**Listing**
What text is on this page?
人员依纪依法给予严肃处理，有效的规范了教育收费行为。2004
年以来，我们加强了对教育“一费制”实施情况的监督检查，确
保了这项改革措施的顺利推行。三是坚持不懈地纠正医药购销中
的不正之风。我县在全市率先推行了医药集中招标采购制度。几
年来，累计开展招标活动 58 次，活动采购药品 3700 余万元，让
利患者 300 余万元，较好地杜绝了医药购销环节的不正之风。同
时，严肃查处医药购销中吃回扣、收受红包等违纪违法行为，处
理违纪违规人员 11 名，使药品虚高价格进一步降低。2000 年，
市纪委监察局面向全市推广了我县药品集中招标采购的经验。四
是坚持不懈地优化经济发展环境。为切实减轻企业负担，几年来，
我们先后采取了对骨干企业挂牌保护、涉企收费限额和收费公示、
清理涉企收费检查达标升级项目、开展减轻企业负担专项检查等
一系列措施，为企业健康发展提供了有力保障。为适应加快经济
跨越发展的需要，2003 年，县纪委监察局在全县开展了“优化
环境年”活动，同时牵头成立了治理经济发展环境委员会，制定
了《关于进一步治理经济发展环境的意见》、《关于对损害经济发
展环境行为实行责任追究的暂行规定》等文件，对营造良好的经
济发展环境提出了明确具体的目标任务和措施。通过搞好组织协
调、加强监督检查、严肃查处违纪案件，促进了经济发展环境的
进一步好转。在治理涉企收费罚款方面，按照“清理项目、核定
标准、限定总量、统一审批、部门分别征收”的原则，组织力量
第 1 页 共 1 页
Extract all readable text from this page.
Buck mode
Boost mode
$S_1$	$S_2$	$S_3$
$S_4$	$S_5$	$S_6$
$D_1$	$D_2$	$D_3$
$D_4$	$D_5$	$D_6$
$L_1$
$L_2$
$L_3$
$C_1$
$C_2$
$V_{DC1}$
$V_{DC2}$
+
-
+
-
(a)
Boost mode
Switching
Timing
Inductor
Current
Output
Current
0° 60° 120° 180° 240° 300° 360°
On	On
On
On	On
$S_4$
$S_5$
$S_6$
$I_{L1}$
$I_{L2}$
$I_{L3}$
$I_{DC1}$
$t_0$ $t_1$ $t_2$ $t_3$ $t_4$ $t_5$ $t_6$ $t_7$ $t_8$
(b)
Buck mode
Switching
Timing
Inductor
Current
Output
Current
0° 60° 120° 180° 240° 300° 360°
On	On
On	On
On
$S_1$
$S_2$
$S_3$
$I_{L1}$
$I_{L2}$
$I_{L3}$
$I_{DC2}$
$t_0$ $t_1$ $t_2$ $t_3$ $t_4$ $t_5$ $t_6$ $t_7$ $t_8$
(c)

**Written exercise**
Retype all of the material, keeping each line exact.

**Written response**
What text is on this page?
人员依纪依法给予严肃处理，有效的规范了教育收费行为。2004
年以来，我们加强了对教育“一费制”实施情况的监督检查，确
保了这项改革措施的顺利推行。三是坚持不懈地纠正医药购销中
的不正之风。我县在全市率先推行了医药集中招标采购制度。几
年来，累计开展招标活动 58 次，活动采购药品 3700 余万元，让
利患者 300 余万元，较好地杜绝了医药购销环节的不正之风。同
时，严肃查处医药购销中吃回扣、收受红包等违纪违法行为，处
理违纪违规人员 11 名，使药品虚高价格进一步降低。2000 年，
市纪委监察局面向全市推广了我县药品集中招标采购的经验。四
是坚持不懈地优化经济发展环境。为切实减轻企业负担，几年来，
我们先后采取了对骨干企业挂牌保护、涉企收费限额和收费公示、
清理涉企收费检查达标升级项目、开展减轻企业负担专项检查等
一系列措施，为企业健康发展提供了有力保障。为适应加快经济
跨越发展的需要，2003 年，县纪委监察局在全县开展了“优化
环境年”活动，同时牵头成立了治理经济发展环境委员会，制定
了《关于进一步治理经济发展环境的意见》、《关于对损害经济发
展环境行为实行责任追究的暂行规定》等文件，对营造良好的经
济发展环境提出了明确具体的目标任务和措施。通过搞好组织协
调、加强监督检查、严肃查处违纪案件，促进了经济发展环境的
进一步好转。在治理涉企收费罚款方面，按照“清理项目、核定
标准、限定总量、统一审批、部门分别征收”的原则，组织力量
第 1 页 共 1 页
Extract all readable text from this page.
Buck mode
Boost mode
$S_1$	$S_2$	$S_3$
$S_4$	$S_5$	$S_6$
$D_1$	$D_2$	$D_3$
$D_4$	$D_5$	$D_6$
$L_1$
$L_2$
$L_3$
$C_1$
$C_2$
$V_{DC1}$
$V_{DC2}$
+
-
+
-
(a)
Boost mode
Switching
Timing
Inductor
Current
Output
Current
0° 60° 120° 180° 240° 300° 360°
On	On
On
On	On
$S_4$
$S_5$
$S_6$
$I_{L1}$
$I_{L2}$
$I_{L3}$
$I_{DC1}$
$t_0$ $t_1$ $t_2$ $t_3$ $t_4$ $t_5$ $t_6$ $t_7$ $t_8$
(b)
Buck mode
Switching
Timing
Inductor
Current
Output
Current
0° 60° 120° 180° 240° 300° 360°
On	On
On	On
On
$S_1$
$S_2$
$S_3$
$I_{L1}$
$I_{L2}$
$I_{L3}$
$I_{DC2}$
$t_0$ $t_1$ $t_2$ $t_3$ $t_4$ $t_5$ $t_6$ $t_7$ $t_8$
(c)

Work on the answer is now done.